TASK GOAL –
Pictures aside, write out every record exactly as it appears.

>>>

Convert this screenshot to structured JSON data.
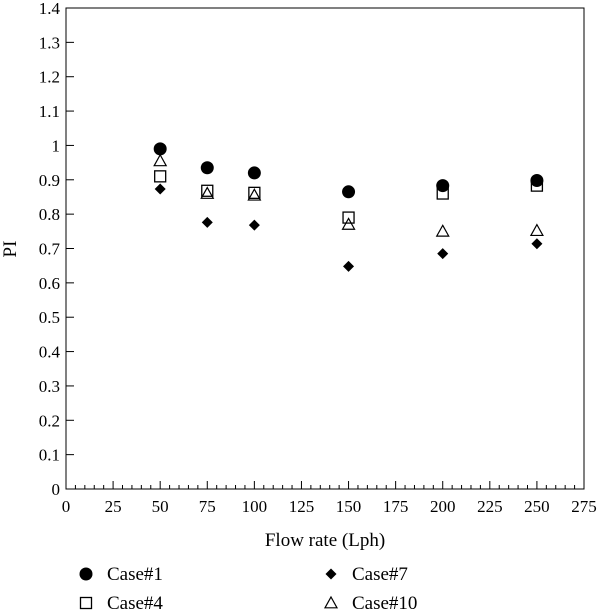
{
  "chart_data": {
    "type": "scatter",
    "title": "",
    "xlabel": "Flow rate (Lph)",
    "ylabel": "PI",
    "xlim": [
      0,
      275
    ],
    "ylim": [
      0,
      1.4
    ],
    "x_ticks": [
      "0",
      "25",
      "50",
      "75",
      "100",
      "125",
      "150",
      "175",
      "200",
      "225",
      "250",
      "275"
    ],
    "y_ticks": [
      "0",
      "0.1",
      "0.2",
      "0.3",
      "0.4",
      "0.5",
      "0.6",
      "0.7",
      "0.8",
      "0.9",
      "1",
      "1.1",
      "1.2",
      "1.3",
      "1.4"
    ],
    "grid": false,
    "legend_position": "bottom",
    "series": [
      {
        "name": "Case#1",
        "marker": "filled-circle",
        "x": [
          50,
          75,
          100,
          150,
          200,
          250
        ],
        "y": [
          0.99,
          0.935,
          0.92,
          0.865,
          0.883,
          0.898
        ]
      },
      {
        "name": "Case#4",
        "marker": "open-square",
        "x": [
          50,
          75,
          100,
          150,
          200,
          250
        ],
        "y": [
          0.91,
          0.868,
          0.862,
          0.79,
          0.86,
          0.883
        ]
      },
      {
        "name": "Case#7",
        "marker": "filled-diamond",
        "x": [
          50,
          75,
          100,
          150,
          200,
          250
        ],
        "y": [
          0.873,
          0.776,
          0.768,
          0.648,
          0.685,
          0.714
        ]
      },
      {
        "name": "Case#10",
        "marker": "open-triangle",
        "x": [
          50,
          75,
          100,
          150,
          200,
          250
        ],
        "y": [
          0.955,
          0.86,
          0.855,
          0.77,
          0.75,
          0.752
        ]
      }
    ]
  }
}
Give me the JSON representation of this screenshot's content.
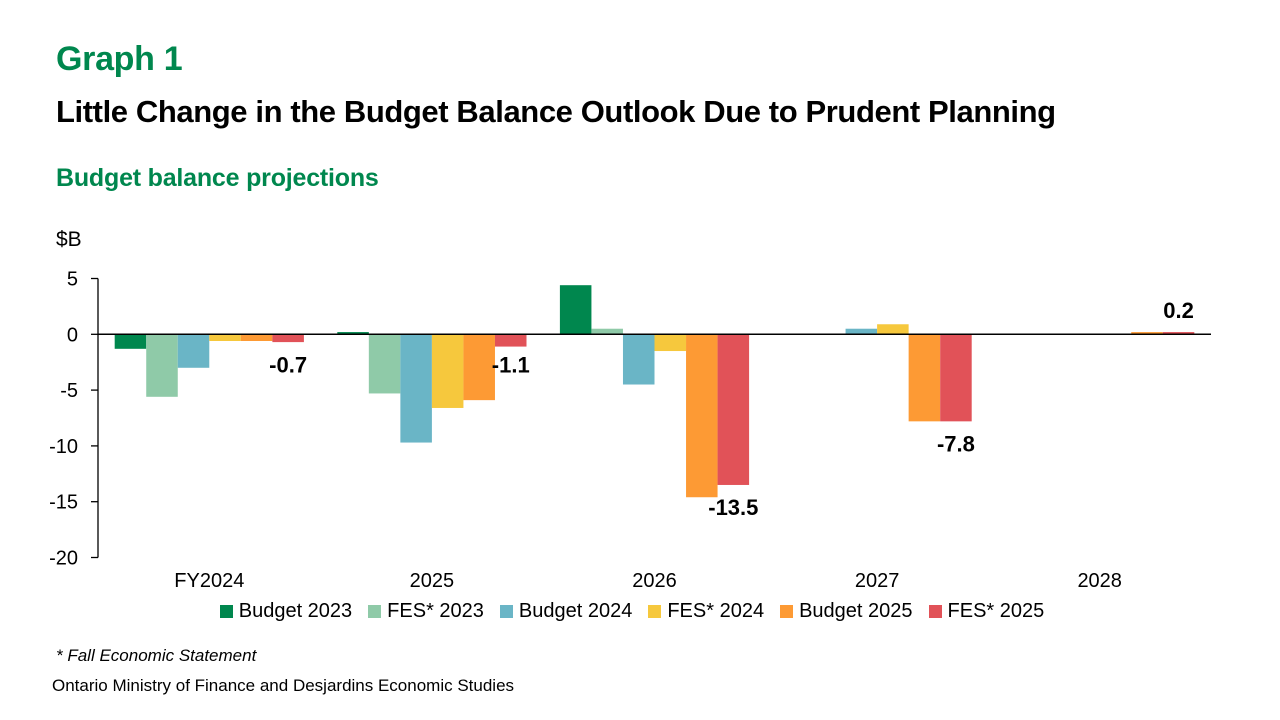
{
  "header": {
    "graph_label": "Graph 1",
    "title": "Little Change in the Budget Balance Outlook Due to Prudent Planning",
    "subtitle": "Budget balance projections",
    "unit_label": "$B"
  },
  "footer": {
    "footnote": "* Fall Economic Statement",
    "source": "Ontario Ministry of Finance and Desjardins Economic Studies"
  },
  "chart_data": {
    "type": "bar",
    "title": "Little Change in the Budget Balance Outlook Due to Prudent Planning",
    "subtitle": "Budget balance projections",
    "xlabel": "",
    "ylabel": "$B",
    "ylim": [
      -20,
      5
    ],
    "yticks": [
      5,
      0,
      -5,
      -10,
      -15,
      -20
    ],
    "grid": false,
    "legend_position": "bottom",
    "categories": [
      "FY2024",
      "2025",
      "2026",
      "2027",
      "2028"
    ],
    "series": [
      {
        "name": "Budget 2023",
        "color": "#00874e",
        "values": [
          -1.3,
          0.2,
          4.4,
          null,
          null
        ]
      },
      {
        "name": "FES* 2023",
        "color": "#8fcaa8",
        "values": [
          -5.6,
          -5.3,
          0.5,
          null,
          null
        ]
      },
      {
        "name": "Budget 2024",
        "color": "#6ab5c6",
        "values": [
          -3.0,
          -9.7,
          -4.5,
          0.5,
          null
        ]
      },
      {
        "name": "FES* 2024",
        "color": "#f6c83d",
        "values": [
          -0.6,
          -6.6,
          -1.5,
          0.9,
          null
        ]
      },
      {
        "name": "Budget 2025",
        "color": "#fd9a34",
        "values": [
          -0.6,
          -5.9,
          -14.6,
          -7.8,
          0.2
        ]
      },
      {
        "name": "FES* 2025",
        "color": "#e15258",
        "values": [
          -0.7,
          -1.1,
          -13.5,
          -7.8,
          0.2
        ]
      }
    ],
    "data_labels": [
      {
        "series": "FES* 2025",
        "category": "FY2024",
        "text": "-0.7"
      },
      {
        "series": "FES* 2025",
        "category": "2025",
        "text": "-1.1"
      },
      {
        "series": "FES* 2025",
        "category": "2026",
        "text": "-13.5"
      },
      {
        "series": "FES* 2025",
        "category": "2027",
        "text": "-7.8"
      },
      {
        "series": "FES* 2025",
        "category": "2028",
        "text": "0.2"
      }
    ]
  }
}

<<<

CORRECT OUTPUT –
Convert this screenshot to structured JSON data.
{
  "chart_data": {
    "type": "scatter",
    "title": "",
    "xlabel": "Flow rate (Lph)",
    "ylabel": "PI",
    "xlim": [
      0,
      275
    ],
    "ylim": [
      0,
      1.4
    ],
    "x_ticks": [
      "0",
      "25",
      "50",
      "75",
      "100",
      "125",
      "150",
      "175",
      "200",
      "225",
      "250",
      "275"
    ],
    "y_ticks": [
      "0",
      "0.1",
      "0.2",
      "0.3",
      "0.4",
      "0.5",
      "0.6",
      "0.7",
      "0.8",
      "0.9",
      "1",
      "1.1",
      "1.2",
      "1.3",
      "1.4"
    ],
    "grid": false,
    "legend_position": "bottom",
    "series": [
      {
        "name": "Case#1",
        "marker": "filled-circle",
        "x": [
          50,
          75,
          100,
          150,
          200,
          250
        ],
        "y": [
          0.99,
          0.935,
          0.92,
          0.865,
          0.883,
          0.898
        ]
      },
      {
        "name": "Case#4",
        "marker": "open-square",
        "x": [
          50,
          75,
          100,
          150,
          200,
          250
        ],
        "y": [
          0.91,
          0.868,
          0.862,
          0.79,
          0.86,
          0.883
        ]
      },
      {
        "name": "Case#7",
        "marker": "filled-diamond",
        "x": [
          50,
          75,
          100,
          150,
          200,
          250
        ],
        "y": [
          0.873,
          0.776,
          0.768,
          0.648,
          0.685,
          0.714
        ]
      },
      {
        "name": "Case#10",
        "marker": "open-triangle",
        "x": [
          50,
          75,
          100,
          150,
          200,
          250
        ],
        "y": [
          0.955,
          0.86,
          0.855,
          0.77,
          0.75,
          0.752
        ]
      }
    ]
  }
}
Give me the JSON representation of this screenshot's content.
{
  "header": {
    "graph_label": "Graph 1",
    "title": "Little Change in the Budget Balance Outlook Due to Prudent Planning",
    "subtitle": "Budget balance projections",
    "unit_label": "$B"
  },
  "footer": {
    "footnote": "* Fall Economic Statement",
    "source": "Ontario Ministry of Finance and Desjardins Economic Studies"
  },
  "chart_data": {
    "type": "bar",
    "title": "Little Change in the Budget Balance Outlook Due to Prudent Planning",
    "subtitle": "Budget balance projections",
    "xlabel": "",
    "ylabel": "$B",
    "ylim": [
      -20,
      5
    ],
    "yticks": [
      5,
      0,
      -5,
      -10,
      -15,
      -20
    ],
    "grid": false,
    "legend_position": "bottom",
    "categories": [
      "FY2024",
      "2025",
      "2026",
      "2027",
      "2028"
    ],
    "series": [
      {
        "name": "Budget 2023",
        "color": "#00874e",
        "values": [
          -1.3,
          0.2,
          4.4,
          null,
          null
        ]
      },
      {
        "name": "FES* 2023",
        "color": "#8fcaa8",
        "values": [
          -5.6,
          -5.3,
          0.5,
          null,
          null
        ]
      },
      {
        "name": "Budget 2024",
        "color": "#6ab5c6",
        "values": [
          -3.0,
          -9.7,
          -4.5,
          0.5,
          null
        ]
      },
      {
        "name": "FES* 2024",
        "color": "#f6c83d",
        "values": [
          -0.6,
          -6.6,
          -1.5,
          0.9,
          null
        ]
      },
      {
        "name": "Budget 2025",
        "color": "#fd9a34",
        "values": [
          -0.6,
          -5.9,
          -14.6,
          -7.8,
          0.2
        ]
      },
      {
        "name": "FES* 2025",
        "color": "#e15258",
        "values": [
          -0.7,
          -1.1,
          -13.5,
          -7.8,
          0.2
        ]
      }
    ],
    "data_labels": [
      {
        "series": "FES* 2025",
        "category": "FY2024",
        "text": "-0.7"
      },
      {
        "series": "FES* 2025",
        "category": "2025",
        "text": "-1.1"
      },
      {
        "series": "FES* 2025",
        "category": "2026",
        "text": "-13.5"
      },
      {
        "series": "FES* 2025",
        "category": "2027",
        "text": "-7.8"
      },
      {
        "series": "FES* 2025",
        "category": "2028",
        "text": "0.2"
      }
    ]
  }
}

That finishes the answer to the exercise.